### TASK BRIEF
Reproduce every line of the items below verbatim, with no changes.

________________

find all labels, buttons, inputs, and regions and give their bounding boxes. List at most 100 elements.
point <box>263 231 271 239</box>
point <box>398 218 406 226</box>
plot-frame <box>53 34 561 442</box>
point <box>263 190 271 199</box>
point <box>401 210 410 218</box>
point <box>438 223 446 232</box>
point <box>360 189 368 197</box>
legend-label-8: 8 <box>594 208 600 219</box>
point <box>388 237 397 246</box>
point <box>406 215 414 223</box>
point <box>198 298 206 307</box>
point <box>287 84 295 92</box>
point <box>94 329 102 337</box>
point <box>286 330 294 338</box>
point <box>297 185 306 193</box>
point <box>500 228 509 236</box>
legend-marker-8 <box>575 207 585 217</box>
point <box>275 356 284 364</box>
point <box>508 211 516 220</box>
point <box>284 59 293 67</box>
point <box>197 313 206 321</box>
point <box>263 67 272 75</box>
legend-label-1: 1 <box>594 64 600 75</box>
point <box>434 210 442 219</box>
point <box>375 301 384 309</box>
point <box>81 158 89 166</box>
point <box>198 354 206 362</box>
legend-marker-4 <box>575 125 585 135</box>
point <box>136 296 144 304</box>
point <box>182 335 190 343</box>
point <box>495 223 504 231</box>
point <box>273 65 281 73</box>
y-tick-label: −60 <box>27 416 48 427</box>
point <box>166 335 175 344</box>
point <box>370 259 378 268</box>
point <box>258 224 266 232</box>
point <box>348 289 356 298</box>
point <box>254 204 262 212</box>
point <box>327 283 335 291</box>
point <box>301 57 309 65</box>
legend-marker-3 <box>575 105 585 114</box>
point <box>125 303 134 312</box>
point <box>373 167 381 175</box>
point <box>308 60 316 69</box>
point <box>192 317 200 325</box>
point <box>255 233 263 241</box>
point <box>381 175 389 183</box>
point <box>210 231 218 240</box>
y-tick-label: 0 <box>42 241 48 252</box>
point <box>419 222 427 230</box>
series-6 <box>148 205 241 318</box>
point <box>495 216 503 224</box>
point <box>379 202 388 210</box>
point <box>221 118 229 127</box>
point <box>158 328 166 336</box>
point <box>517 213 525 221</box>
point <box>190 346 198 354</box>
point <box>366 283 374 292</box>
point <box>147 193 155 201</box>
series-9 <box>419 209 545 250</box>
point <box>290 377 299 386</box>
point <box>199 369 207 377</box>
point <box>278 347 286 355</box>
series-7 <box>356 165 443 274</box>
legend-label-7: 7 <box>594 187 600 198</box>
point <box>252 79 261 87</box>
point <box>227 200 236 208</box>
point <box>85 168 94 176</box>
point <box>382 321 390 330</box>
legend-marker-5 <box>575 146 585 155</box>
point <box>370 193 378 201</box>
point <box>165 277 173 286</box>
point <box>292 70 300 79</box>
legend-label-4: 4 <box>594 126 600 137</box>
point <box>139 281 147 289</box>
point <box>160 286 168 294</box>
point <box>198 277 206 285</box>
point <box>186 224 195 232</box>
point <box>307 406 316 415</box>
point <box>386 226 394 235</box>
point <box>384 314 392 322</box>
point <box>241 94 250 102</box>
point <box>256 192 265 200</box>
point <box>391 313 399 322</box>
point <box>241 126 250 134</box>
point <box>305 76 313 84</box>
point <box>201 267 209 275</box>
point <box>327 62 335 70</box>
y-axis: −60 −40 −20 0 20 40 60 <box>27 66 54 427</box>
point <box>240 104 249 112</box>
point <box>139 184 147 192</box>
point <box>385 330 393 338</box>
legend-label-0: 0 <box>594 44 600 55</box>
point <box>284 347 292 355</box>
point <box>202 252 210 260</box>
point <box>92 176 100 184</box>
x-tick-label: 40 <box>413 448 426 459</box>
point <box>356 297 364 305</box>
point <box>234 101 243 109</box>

________________

### THE RESPONSE
find all labels, buttons, inputs, and regions and give their bounding boxes. List at most 100 elements.
point <box>263 231 271 239</box>
point <box>398 218 406 226</box>
plot-frame <box>53 34 561 442</box>
point <box>263 190 271 199</box>
point <box>401 210 410 218</box>
point <box>438 223 446 232</box>
point <box>360 189 368 197</box>
legend-label-8: 8 <box>594 208 600 219</box>
point <box>388 237 397 246</box>
point <box>406 215 414 223</box>
point <box>198 298 206 307</box>
point <box>287 84 295 92</box>
point <box>94 329 102 337</box>
point <box>286 330 294 338</box>
point <box>297 185 306 193</box>
point <box>500 228 509 236</box>
legend-marker-8 <box>575 207 585 217</box>
point <box>275 356 284 364</box>
point <box>508 211 516 220</box>
point <box>284 59 293 67</box>
point <box>197 313 206 321</box>
point <box>263 67 272 75</box>
legend-label-1: 1 <box>594 64 600 75</box>
point <box>434 210 442 219</box>
point <box>375 301 384 309</box>
point <box>81 158 89 166</box>
point <box>198 354 206 362</box>
legend-marker-4 <box>575 125 585 135</box>
point <box>136 296 144 304</box>
point <box>182 335 190 343</box>
point <box>495 223 504 231</box>
point <box>273 65 281 73</box>
y-tick-label: −60 <box>27 416 48 427</box>
point <box>166 335 175 344</box>
point <box>370 259 378 268</box>
point <box>258 224 266 232</box>
point <box>348 289 356 298</box>
point <box>254 204 262 212</box>
point <box>327 283 335 291</box>
point <box>301 57 309 65</box>
legend-marker-3 <box>575 105 585 114</box>
point <box>125 303 134 312</box>
point <box>373 167 381 175</box>
point <box>308 60 316 69</box>
point <box>192 317 200 325</box>
point <box>255 233 263 241</box>
point <box>381 175 389 183</box>
point <box>210 231 218 240</box>
y-tick-label: 0 <box>42 241 48 252</box>
point <box>419 222 427 230</box>
series-6 <box>148 205 241 318</box>
point <box>495 216 503 224</box>
point <box>379 202 388 210</box>
point <box>221 118 229 127</box>
point <box>158 328 166 336</box>
point <box>517 213 525 221</box>
point <box>190 346 198 354</box>
point <box>366 283 374 292</box>
point <box>147 193 155 201</box>
series-9 <box>419 209 545 250</box>
point <box>290 377 299 386</box>
point <box>199 369 207 377</box>
point <box>278 347 286 355</box>
series-7 <box>356 165 443 274</box>
legend-label-7: 7 <box>594 187 600 198</box>
point <box>252 79 261 87</box>
point <box>227 200 236 208</box>
point <box>85 168 94 176</box>
point <box>382 321 390 330</box>
legend-marker-5 <box>575 146 585 155</box>
point <box>370 193 378 201</box>
point <box>165 277 173 286</box>
point <box>292 70 300 79</box>
legend-label-4: 4 <box>594 126 600 137</box>
point <box>139 281 147 289</box>
point <box>160 286 168 294</box>
point <box>198 277 206 285</box>
point <box>186 224 195 232</box>
point <box>307 406 316 415</box>
point <box>386 226 394 235</box>
point <box>384 314 392 322</box>
point <box>241 94 250 102</box>
point <box>256 192 265 200</box>
point <box>391 313 399 322</box>
point <box>241 126 250 134</box>
point <box>305 76 313 84</box>
point <box>201 267 209 275</box>
point <box>327 62 335 70</box>
y-axis: −60 −40 −20 0 20 40 60 <box>27 66 54 427</box>
point <box>240 104 249 112</box>
point <box>139 184 147 192</box>
point <box>385 330 393 338</box>
legend-label-0: 0 <box>594 44 600 55</box>
point <box>284 347 292 355</box>
point <box>202 252 210 260</box>
point <box>92 176 100 184</box>
x-tick-label: 40 <box>413 448 426 459</box>
point <box>356 297 364 305</box>
point <box>234 101 243 109</box>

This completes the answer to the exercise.